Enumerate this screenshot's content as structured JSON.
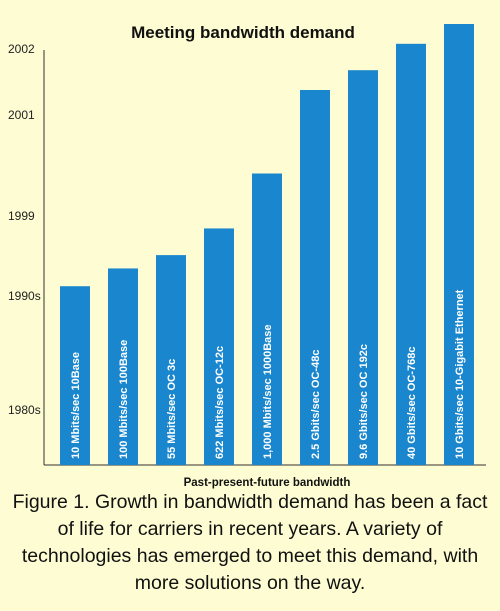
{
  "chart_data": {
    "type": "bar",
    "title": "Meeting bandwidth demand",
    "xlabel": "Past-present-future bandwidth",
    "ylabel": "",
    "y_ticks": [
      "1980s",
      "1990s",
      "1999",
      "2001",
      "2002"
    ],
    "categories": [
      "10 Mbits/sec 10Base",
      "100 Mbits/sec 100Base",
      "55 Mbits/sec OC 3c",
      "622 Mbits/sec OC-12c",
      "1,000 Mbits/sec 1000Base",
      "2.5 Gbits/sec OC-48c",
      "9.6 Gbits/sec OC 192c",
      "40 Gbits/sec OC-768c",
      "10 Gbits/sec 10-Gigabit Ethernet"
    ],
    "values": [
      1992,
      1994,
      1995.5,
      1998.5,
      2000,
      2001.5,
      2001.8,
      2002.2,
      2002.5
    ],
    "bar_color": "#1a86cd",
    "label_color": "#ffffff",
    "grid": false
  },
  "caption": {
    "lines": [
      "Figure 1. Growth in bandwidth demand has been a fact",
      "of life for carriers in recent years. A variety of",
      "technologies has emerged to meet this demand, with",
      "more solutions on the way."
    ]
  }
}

##############################

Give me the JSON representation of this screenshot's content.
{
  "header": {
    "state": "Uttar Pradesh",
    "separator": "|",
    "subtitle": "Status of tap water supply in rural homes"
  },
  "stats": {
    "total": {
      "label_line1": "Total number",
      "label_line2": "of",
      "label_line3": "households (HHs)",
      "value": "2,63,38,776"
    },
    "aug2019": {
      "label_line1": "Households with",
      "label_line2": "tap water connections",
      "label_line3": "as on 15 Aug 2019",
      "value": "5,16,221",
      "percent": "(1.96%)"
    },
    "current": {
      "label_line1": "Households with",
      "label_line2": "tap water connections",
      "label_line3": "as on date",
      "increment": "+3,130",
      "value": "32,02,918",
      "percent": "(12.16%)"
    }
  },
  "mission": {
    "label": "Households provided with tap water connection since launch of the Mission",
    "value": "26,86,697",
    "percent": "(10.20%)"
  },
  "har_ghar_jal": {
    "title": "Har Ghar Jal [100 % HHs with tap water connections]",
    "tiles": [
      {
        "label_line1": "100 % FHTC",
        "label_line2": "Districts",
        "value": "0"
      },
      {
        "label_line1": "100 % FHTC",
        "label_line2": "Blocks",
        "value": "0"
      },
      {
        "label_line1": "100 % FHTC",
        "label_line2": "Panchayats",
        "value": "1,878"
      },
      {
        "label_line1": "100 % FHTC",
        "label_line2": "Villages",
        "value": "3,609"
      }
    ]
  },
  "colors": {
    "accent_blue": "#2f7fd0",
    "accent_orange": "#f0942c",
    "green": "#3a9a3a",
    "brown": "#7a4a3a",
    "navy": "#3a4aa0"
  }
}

##############################

*What you should do*
Among the lines of the records above, count those holding the string "percent", and report only the number.

*Problem solution*
3